§ Work order:
Report every line in the records below that holds the word "page".
========================================
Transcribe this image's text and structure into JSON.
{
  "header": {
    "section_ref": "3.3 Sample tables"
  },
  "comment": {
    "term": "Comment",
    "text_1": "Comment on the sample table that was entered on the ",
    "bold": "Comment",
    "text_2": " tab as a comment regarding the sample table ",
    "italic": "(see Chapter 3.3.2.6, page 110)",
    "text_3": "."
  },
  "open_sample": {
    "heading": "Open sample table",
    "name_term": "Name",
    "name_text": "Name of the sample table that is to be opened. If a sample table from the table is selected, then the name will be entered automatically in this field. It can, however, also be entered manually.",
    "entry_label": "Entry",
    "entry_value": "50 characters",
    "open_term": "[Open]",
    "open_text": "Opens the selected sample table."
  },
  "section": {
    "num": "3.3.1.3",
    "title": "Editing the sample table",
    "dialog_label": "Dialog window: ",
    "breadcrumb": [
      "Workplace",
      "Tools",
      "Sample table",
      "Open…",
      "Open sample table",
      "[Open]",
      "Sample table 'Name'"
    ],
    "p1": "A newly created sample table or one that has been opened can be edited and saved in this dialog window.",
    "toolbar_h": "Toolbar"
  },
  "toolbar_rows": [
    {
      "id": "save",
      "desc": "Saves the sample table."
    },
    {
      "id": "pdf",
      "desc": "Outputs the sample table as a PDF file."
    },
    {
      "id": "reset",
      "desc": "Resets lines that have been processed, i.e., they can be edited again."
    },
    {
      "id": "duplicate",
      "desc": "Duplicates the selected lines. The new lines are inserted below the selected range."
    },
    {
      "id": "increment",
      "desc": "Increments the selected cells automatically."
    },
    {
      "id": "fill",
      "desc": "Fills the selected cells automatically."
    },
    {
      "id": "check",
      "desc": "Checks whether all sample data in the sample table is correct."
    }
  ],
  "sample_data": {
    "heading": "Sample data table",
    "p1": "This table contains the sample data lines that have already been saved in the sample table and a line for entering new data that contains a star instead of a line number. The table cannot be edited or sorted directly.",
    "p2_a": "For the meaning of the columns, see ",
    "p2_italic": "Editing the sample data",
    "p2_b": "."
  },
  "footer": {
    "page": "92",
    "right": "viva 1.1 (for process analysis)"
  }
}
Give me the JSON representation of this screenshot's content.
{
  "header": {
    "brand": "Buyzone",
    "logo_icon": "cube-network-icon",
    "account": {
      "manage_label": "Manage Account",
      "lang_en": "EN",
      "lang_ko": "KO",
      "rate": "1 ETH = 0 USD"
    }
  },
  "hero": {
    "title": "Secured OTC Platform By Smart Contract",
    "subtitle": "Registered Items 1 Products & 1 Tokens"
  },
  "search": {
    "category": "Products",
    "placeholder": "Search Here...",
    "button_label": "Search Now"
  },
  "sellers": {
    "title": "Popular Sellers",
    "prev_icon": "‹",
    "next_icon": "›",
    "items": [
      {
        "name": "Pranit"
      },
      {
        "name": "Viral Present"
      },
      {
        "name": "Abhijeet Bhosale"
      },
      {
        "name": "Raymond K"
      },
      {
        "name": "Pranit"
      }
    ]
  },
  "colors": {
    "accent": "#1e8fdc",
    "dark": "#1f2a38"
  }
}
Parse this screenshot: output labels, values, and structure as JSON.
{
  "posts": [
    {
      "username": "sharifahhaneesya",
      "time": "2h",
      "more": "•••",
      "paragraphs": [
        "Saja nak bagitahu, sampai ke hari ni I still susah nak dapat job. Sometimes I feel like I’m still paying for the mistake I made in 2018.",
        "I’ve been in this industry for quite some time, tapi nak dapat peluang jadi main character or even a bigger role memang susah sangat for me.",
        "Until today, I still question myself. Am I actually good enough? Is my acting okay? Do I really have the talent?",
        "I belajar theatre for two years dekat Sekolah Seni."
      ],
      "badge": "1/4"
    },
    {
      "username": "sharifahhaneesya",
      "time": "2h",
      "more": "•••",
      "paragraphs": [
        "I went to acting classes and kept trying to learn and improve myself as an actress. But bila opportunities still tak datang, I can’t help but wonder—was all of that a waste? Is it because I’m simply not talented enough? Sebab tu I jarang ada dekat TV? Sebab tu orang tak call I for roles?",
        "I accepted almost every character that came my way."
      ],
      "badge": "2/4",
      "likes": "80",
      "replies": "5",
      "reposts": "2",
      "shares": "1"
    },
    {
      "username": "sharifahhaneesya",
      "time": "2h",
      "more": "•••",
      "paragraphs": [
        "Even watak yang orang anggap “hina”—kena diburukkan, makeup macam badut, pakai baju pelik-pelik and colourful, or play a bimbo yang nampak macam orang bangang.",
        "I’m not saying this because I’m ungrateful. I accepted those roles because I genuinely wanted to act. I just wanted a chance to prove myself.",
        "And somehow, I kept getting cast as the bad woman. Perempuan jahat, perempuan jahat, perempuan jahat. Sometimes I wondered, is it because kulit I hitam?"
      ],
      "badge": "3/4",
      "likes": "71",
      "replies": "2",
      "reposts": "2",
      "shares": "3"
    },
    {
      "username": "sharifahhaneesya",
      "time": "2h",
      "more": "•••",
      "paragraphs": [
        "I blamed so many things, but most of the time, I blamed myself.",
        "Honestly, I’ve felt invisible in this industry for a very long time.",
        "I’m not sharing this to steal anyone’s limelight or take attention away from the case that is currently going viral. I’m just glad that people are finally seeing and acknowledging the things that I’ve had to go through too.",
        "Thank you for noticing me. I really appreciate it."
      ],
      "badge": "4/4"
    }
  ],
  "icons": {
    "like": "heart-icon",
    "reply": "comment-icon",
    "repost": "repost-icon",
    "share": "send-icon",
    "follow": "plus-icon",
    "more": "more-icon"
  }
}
========================================
§ Solution to this exercise:
    "italic": "(see Chapter 3.3.2.6, page 110)",
    "page": "92",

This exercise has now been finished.